Every line in the listing is to be echoed verbatim.
___ Material shown
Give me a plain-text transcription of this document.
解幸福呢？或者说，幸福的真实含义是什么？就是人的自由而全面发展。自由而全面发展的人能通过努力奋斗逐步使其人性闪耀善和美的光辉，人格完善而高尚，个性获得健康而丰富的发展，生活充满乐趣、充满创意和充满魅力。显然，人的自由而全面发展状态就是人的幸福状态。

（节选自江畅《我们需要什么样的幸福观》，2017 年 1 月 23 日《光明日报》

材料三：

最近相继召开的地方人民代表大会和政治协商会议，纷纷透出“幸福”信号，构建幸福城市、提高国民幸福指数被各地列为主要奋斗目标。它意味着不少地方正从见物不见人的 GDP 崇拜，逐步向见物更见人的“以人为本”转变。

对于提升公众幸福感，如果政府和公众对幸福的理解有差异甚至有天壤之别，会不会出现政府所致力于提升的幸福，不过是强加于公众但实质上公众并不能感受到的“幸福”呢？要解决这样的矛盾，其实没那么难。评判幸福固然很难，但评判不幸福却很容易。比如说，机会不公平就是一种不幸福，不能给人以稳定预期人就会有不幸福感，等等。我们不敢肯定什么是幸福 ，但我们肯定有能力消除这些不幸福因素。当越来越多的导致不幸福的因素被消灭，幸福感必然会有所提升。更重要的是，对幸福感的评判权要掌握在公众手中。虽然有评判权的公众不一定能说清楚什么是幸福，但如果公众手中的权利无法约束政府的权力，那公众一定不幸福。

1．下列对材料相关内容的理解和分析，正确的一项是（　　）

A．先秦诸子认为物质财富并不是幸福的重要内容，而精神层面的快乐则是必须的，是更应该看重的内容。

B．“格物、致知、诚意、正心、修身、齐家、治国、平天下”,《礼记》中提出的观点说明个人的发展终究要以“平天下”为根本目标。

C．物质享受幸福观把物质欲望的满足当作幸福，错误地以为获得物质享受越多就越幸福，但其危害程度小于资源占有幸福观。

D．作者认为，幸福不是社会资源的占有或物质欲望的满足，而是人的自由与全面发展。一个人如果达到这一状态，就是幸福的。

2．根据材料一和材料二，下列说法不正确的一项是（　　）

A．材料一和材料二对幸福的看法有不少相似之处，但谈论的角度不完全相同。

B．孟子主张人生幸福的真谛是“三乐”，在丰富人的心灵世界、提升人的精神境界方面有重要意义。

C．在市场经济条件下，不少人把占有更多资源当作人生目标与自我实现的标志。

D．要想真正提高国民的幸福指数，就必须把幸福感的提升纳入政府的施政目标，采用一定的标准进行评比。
______
→ **Full answer**:
Give me a plain-text transcription of this document.
解幸福呢？或者说，幸福的真实含义是什么？就是人的自由而全面发展。自由而全面发展的人能通过努力奋斗逐步使其人性闪耀善和美的光辉，人格完善而高尚，个性获得健康而丰富的发展，生活充满乐趣、充满创意和充满魅力。显然，人的自由而全面发展状态就是人的幸福状态。

（节选自江畅《我们需要什么样的幸福观》，2017 年 1 月 23 日《光明日报》

材料三：

最近相继召开的地方人民代表大会和政治协商会议，纷纷透出“幸福”信号，构建幸福城市、提高国民幸福指数被各地列为主要奋斗目标。它意味着不少地方正从见物不见人的 GDP 崇拜，逐步向见物更见人的“以人为本”转变。

对于提升公众幸福感，如果政府和公众对幸福的理解有差异甚至有天壤之别，会不会出现政府所致力于提升的幸福，不过是强加于公众但实质上公众并不能感受到的“幸福”呢？要解决这样的矛盾，其实没那么难。评判幸福固然很难，但评判不幸福却很容易。比如说，机会不公平就是一种不幸福，不能给人以稳定预期人就会有不幸福感，等等。我们不敢肯定什么是幸福 ，但我们肯定有能力消除这些不幸福因素。当越来越多的导致不幸福的因素被消灭，幸福感必然会有所提升。更重要的是，对幸福感的评判权要掌握在公众手中。虽然有评判权的公众不一定能说清楚什么是幸福，但如果公众手中的权利无法约束政府的权力，那公众一定不幸福。

1．下列对材料相关内容的理解和分析，正确的一项是（　　）

A．先秦诸子认为物质财富并不是幸福的重要内容，而精神层面的快乐则是必须的，是更应该看重的内容。

B．“格物、致知、诚意、正心、修身、齐家、治国、平天下”,《礼记》中提出的观点说明个人的发展终究要以“平天下”为根本目标。

C．物质享受幸福观把物质欲望的满足当作幸福，错误地以为获得物质享受越多就越幸福，但其危害程度小于资源占有幸福观。

D．作者认为，幸福不是社会资源的占有或物质欲望的满足，而是人的自由与全面发展。一个人如果达到这一状态，就是幸福的。

2．根据材料一和材料二，下列说法不正确的一项是（　　）

A．材料一和材料二对幸福的看法有不少相似之处，但谈论的角度不完全相同。

B．孟子主张人生幸福的真谛是“三乐”，在丰富人的心灵世界、提升人的精神境界方面有重要意义。

C．在市场经济条件下，不少人把占有更多资源当作人生目标与自我实现的标志。

D．要想真正提高国民的幸福指数，就必须把幸福感的提升纳入政府的施政目标，采用一定的标准进行评比。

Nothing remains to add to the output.